[Data items]
----
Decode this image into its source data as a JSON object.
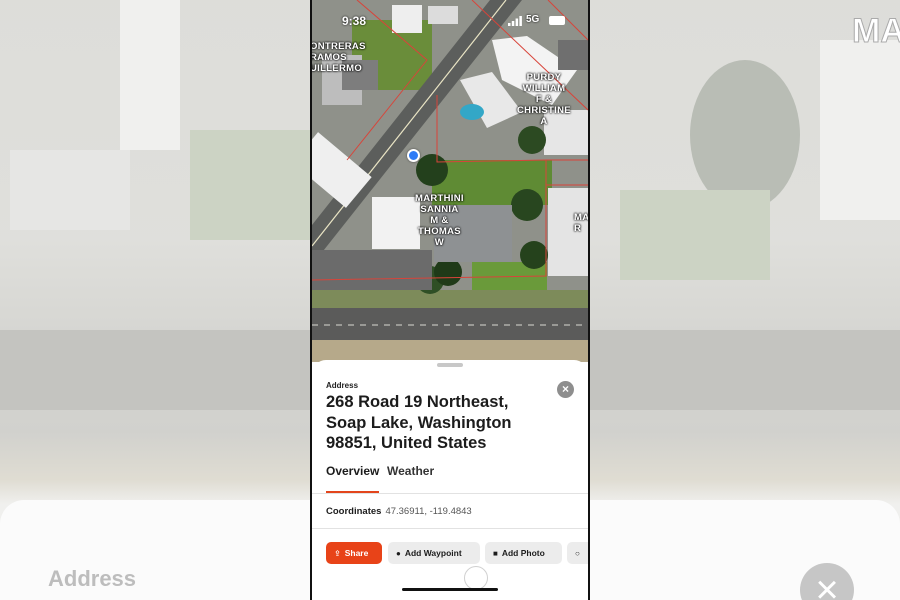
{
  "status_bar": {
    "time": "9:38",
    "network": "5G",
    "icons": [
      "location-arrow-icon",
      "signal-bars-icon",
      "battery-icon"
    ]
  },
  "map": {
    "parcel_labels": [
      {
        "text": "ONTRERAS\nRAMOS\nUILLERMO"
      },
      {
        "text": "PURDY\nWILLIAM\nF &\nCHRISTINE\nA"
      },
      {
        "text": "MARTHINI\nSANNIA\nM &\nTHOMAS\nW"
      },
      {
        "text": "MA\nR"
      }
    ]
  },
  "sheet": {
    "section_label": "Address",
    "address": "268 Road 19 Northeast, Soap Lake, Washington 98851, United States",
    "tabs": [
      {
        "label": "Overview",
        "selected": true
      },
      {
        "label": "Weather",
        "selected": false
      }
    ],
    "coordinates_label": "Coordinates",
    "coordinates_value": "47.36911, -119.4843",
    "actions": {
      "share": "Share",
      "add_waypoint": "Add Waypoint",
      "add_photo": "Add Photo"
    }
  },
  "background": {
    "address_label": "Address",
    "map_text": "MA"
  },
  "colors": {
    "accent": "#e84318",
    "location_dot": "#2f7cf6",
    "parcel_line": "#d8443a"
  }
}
----
- [Task details]: Set down the material above as is, without any pictures.

- [Solution to the exercise]:
Decode this image into its source data as a JSON object.
{
  "status_bar": {
    "time": "9:38",
    "network": "5G",
    "icons": [
      "location-arrow-icon",
      "signal-bars-icon",
      "battery-icon"
    ]
  },
  "map": {
    "parcel_labels": [
      {
        "text": "ONTRERAS\nRAMOS\nUILLERMO"
      },
      {
        "text": "PURDY\nWILLIAM\nF &\nCHRISTINE\nA"
      },
      {
        "text": "MARTHINI\nSANNIA\nM &\nTHOMAS\nW"
      },
      {
        "text": "MA\nR"
      }
    ]
  },
  "sheet": {
    "section_label": "Address",
    "address": "268 Road 19 Northeast, Soap Lake, Washington 98851, United States",
    "tabs": [
      {
        "label": "Overview",
        "selected": true
      },
      {
        "label": "Weather",
        "selected": false
      }
    ],
    "coordinates_label": "Coordinates",
    "coordinates_value": "47.36911, -119.4843",
    "actions": {
      "share": "Share",
      "add_waypoint": "Add Waypoint",
      "add_photo": "Add Photo"
    }
  },
  "background": {
    "address_label": "Address",
    "map_text": "MA"
  },
  "colors": {
    "accent": "#e84318",
    "location_dot": "#2f7cf6",
    "parcel_line": "#d8443a"
  }
}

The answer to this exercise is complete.